* Collected data entries
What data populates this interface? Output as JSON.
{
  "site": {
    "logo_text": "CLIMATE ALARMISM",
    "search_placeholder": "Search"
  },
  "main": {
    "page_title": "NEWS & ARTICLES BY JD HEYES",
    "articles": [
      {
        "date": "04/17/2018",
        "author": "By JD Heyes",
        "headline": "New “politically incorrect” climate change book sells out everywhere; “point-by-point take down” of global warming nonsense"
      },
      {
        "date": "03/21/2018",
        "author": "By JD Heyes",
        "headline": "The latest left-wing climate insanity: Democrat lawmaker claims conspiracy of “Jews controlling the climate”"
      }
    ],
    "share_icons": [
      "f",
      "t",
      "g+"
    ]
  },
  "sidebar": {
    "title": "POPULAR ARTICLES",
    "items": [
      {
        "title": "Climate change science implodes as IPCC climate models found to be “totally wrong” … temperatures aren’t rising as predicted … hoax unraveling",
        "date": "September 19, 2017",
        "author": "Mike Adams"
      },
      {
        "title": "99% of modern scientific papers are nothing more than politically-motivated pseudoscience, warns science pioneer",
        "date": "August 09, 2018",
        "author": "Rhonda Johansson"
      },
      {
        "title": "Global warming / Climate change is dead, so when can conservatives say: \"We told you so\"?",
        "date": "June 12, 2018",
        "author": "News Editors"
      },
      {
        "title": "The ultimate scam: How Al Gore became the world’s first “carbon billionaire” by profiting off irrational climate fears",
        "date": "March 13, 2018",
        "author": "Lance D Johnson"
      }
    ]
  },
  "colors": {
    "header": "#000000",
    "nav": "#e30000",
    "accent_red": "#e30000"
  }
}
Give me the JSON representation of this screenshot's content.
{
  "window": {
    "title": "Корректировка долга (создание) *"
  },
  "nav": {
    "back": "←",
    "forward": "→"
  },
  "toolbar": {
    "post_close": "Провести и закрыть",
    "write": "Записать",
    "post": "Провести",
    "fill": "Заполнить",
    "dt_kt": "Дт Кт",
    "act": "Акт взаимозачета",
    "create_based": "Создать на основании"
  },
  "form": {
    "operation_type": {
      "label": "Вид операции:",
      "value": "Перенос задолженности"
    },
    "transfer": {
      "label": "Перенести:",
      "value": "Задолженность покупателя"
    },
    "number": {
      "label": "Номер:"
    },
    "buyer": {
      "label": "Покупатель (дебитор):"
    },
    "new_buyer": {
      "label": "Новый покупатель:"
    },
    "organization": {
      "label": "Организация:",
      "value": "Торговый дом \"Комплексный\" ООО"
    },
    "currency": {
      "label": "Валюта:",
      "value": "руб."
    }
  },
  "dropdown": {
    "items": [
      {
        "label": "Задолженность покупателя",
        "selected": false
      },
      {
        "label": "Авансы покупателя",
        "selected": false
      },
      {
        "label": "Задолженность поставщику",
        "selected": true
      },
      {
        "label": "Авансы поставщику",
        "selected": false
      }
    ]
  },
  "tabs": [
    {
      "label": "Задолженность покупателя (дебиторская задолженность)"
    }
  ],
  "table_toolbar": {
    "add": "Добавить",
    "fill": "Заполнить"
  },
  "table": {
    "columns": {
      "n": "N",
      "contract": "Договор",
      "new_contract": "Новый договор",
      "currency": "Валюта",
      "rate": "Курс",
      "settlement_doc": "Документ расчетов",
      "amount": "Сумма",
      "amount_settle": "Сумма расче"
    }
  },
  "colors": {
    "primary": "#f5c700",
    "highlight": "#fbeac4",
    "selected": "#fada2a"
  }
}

* What the task requires
Show all lines from the data above in which the word "change" appears.

* Answer to this task
        "headline": "New “politically incorrect” climate change book sells out everywhere; “point-by-point take down” of global warming nonsense"
        "title": "Climate change science implodes as IPCC climate models found to be “totally wrong” … temperatures aren’t rising as predicted … hoax unraveling",
        "title": "Global warming / Climate change is dead, so when can conservatives say: \"We told you so\"?",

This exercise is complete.